RV - Acho você triste e sensível. Estou certa, ou errada ? (Mirze).

RL - Tenho andado meio melancólico de uns tempos pra cá, sim. Pode ser a crise da meia-idade, pode estar sendo causado por circunstâncias da vida presente, mas pode ser apenas da condição humana. E a sensibilidade, eu quero crer, vem também desta condição... Isto de não me saber eterno, de reconhecer minha fragilidade, de sangrar quando me corto e de tentar calçar os sapatos alheios o tempo todo. Quem me conhece mais de perto, no entanto, quem convive mais diretamente comigo, me sabe brincalhão, bem-humorado, irreverente e sem frescuras... O compositor Celso Adolfo costuma dizer que eu sou uma bagunça, uma espécie de escrivaninha desorganizada. A minha própria, talvez. Crescendo, as pessoas falavam que eu tinha um olhar meio tristonho, aquele olhar de boi na fila do matadouro.

RV - Suas crônicas, mesmo as mais politizadas, vêm sempre úmidas de poesia, de som de sino, de mística, de vento e de vida mineiros. São deliciosamente humanas, e desencadeiam na gente uma empatia própria de irmãos ficados órfãos na infância. Viver fora do país aperfeiçoa a visão sobre o Brasil, ou só causa saudade (e escrever é apenas um divertimento alentador)? (Wilson Nanini)
•••
# [TAREFAS PROPOSTAS]
1. Na entrevista, com o que o compositor Celso Adolfo costuma comparar o entrevistado?
2. Enumere todas as características que, segundo a entrevista, as pessoas que convivem mais diretamente com o entrevistado reconhecem nele.
3. Dê seguimento à entrevista a partir da última pergunta apresentada.
A listagem que vem a seguir não precisa ser consultada.

# [DADOS EXIBIDOS]
•••
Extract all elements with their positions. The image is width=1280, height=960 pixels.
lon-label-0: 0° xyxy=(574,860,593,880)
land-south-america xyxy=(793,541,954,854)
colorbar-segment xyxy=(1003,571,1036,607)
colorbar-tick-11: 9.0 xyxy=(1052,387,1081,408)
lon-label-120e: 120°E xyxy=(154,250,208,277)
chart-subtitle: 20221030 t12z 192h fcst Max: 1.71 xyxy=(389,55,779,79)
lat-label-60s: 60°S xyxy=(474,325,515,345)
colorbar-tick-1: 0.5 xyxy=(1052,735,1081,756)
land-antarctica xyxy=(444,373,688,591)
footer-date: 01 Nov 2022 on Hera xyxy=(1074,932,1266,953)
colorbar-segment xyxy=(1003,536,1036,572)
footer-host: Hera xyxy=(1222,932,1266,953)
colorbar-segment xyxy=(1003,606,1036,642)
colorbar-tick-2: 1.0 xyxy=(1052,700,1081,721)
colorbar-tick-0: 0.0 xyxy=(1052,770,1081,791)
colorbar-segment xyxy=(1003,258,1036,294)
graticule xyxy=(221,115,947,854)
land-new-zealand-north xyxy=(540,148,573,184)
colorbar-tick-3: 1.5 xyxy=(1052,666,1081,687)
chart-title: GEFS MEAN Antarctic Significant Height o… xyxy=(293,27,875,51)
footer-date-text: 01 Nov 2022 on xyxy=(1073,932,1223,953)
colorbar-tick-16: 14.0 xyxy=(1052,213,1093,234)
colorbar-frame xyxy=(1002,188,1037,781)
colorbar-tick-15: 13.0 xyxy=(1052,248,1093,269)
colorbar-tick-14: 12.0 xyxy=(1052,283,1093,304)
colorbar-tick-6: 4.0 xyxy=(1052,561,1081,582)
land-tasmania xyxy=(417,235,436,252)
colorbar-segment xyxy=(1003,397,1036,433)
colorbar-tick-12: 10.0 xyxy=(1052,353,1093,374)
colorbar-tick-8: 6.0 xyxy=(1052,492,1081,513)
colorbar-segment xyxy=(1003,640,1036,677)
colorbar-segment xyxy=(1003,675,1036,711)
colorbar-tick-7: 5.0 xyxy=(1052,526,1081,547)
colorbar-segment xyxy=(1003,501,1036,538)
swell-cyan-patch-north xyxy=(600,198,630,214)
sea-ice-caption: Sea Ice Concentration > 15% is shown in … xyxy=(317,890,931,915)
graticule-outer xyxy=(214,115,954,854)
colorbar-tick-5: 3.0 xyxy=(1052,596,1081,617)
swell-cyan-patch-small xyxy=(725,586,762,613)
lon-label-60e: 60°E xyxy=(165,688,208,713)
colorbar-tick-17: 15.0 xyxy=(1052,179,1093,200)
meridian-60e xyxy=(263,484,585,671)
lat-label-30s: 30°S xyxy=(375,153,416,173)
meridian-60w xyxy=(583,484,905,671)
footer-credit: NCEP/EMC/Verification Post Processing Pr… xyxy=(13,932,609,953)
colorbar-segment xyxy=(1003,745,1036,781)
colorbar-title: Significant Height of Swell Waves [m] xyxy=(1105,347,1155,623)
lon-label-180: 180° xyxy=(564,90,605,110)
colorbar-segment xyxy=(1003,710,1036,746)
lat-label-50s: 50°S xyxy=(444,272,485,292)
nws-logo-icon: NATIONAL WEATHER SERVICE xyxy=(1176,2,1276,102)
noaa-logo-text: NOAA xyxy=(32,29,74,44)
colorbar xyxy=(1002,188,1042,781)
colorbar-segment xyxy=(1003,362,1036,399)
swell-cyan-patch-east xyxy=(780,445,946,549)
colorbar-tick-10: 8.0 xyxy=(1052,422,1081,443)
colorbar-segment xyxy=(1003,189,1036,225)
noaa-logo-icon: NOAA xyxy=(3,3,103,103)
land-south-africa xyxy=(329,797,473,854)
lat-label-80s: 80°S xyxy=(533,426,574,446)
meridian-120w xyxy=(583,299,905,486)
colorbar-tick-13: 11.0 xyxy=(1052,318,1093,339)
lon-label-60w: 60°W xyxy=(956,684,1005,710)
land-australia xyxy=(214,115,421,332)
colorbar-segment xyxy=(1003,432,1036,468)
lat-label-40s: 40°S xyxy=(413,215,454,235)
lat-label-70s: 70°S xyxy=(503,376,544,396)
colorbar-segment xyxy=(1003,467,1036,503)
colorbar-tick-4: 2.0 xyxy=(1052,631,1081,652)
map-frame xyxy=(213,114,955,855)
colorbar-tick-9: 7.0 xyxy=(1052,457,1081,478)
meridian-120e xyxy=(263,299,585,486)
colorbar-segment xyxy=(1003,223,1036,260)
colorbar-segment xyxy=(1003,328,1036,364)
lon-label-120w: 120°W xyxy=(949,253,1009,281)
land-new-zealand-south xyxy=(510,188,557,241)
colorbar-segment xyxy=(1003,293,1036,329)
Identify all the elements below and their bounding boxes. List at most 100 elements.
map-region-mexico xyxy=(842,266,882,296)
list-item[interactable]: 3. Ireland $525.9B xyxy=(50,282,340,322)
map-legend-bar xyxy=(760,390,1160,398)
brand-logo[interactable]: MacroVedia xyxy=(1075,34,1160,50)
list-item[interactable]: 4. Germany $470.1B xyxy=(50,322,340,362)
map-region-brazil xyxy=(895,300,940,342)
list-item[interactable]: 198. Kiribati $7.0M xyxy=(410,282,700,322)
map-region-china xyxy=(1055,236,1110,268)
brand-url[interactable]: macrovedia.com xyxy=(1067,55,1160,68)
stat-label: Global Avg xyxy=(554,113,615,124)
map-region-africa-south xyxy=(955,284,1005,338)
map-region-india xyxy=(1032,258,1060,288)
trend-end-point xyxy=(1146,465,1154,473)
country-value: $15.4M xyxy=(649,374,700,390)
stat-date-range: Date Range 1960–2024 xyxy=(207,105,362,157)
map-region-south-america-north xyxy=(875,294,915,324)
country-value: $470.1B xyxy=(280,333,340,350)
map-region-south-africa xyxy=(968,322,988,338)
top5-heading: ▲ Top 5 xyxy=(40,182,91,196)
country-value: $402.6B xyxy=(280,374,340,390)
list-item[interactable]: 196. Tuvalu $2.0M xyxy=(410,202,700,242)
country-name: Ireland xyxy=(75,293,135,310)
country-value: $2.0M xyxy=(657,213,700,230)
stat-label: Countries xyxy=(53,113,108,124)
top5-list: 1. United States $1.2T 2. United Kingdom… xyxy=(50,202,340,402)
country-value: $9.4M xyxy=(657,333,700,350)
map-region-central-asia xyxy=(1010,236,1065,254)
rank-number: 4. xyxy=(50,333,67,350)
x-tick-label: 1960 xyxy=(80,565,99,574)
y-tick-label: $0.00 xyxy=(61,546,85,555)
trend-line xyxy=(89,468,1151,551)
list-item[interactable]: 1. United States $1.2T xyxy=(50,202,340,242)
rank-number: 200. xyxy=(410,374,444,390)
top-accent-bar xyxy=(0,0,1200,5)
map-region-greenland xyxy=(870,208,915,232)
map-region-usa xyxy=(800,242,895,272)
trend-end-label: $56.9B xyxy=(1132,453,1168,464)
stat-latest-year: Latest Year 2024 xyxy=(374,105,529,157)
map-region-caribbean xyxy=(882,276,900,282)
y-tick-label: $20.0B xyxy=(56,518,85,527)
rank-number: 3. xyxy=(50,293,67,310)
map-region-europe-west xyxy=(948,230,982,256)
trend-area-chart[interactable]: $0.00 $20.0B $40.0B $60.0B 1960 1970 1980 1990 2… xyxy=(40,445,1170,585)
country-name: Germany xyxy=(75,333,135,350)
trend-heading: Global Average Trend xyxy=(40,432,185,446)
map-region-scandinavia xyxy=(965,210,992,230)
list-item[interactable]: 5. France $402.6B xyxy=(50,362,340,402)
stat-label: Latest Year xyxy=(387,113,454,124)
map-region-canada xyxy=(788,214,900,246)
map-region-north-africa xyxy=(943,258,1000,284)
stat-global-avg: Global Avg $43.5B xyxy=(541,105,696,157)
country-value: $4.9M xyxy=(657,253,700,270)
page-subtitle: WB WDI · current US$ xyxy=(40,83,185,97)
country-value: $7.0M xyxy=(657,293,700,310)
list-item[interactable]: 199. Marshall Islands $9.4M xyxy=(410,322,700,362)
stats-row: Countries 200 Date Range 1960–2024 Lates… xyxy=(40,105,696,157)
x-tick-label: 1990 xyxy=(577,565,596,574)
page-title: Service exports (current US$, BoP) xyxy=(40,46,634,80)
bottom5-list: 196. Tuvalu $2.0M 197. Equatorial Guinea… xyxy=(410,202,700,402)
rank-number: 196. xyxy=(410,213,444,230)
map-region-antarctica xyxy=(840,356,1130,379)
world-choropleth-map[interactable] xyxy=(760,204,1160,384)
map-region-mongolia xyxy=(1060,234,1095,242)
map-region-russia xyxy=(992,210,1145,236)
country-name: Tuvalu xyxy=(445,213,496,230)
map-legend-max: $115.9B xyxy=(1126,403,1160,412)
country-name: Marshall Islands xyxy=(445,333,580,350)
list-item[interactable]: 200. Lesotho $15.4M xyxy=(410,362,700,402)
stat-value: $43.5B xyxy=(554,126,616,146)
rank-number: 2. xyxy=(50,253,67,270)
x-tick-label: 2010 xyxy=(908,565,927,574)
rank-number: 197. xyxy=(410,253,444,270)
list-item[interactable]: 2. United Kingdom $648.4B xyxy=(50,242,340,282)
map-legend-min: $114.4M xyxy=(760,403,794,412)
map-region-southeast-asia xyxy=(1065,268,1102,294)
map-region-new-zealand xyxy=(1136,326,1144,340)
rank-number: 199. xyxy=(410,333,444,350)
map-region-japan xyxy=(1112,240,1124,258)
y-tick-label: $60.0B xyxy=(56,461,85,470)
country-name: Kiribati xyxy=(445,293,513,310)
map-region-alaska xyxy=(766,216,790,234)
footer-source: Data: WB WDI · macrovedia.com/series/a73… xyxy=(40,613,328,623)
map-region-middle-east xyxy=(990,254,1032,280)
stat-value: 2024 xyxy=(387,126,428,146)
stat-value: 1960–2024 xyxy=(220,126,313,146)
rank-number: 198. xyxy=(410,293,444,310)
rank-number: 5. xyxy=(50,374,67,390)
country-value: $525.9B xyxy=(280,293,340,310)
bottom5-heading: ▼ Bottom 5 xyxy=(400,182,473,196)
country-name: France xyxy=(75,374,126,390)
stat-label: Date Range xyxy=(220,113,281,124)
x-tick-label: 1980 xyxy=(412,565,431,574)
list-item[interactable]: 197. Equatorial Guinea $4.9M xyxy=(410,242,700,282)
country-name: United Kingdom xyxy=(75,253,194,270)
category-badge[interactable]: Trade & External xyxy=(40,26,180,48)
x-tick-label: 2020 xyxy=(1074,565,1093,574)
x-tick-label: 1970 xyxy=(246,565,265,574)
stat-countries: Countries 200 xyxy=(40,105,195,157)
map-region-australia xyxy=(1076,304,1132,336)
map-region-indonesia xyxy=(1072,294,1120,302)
•••
# [RESPOSTAS ÀS TAREFAS]
1. Com uma bagunça, uma espécie de escrivaninha desorganizada.

2. Brincalhão, bem-humorado, irreverente e sem frescuras.

3.
RL - Nanini, eu não creio que isto de transpirar poesia - em determinados momentos de meus textos - tenha a ver com o fato de morar fora do Brasil. São respingos do que restou do poeta frustrado, que ainda mora em mim. E isto está diretamente ligado, tenho certeza, às minhas escolhas de leitura, no que fui crescendo, aí mesmo no Brasil. A forma de ver e filtrar as coisas no papel, nada mais é que uma transcrição das coisas que vejo e sinto. Eu não consigo fingir, criar um personagem, entrar sob sua pele, o que é uma grande limitação para uma pessoa com quase 50 anos de idade e que ainda quer ser escritor (rs).

RV - Primeira Pessoa nos abre as portas, mostra-nos de que tripas inefáveis se faz um coração espontaneamente ofertável. Quais as vantagens e desvantagens de se expor via internet para um sem-fim de desconhecidos, que ousam chamá-lo de “amigo”, sem terem ao menos apertado ainda sua mão? (Wilson Nanini)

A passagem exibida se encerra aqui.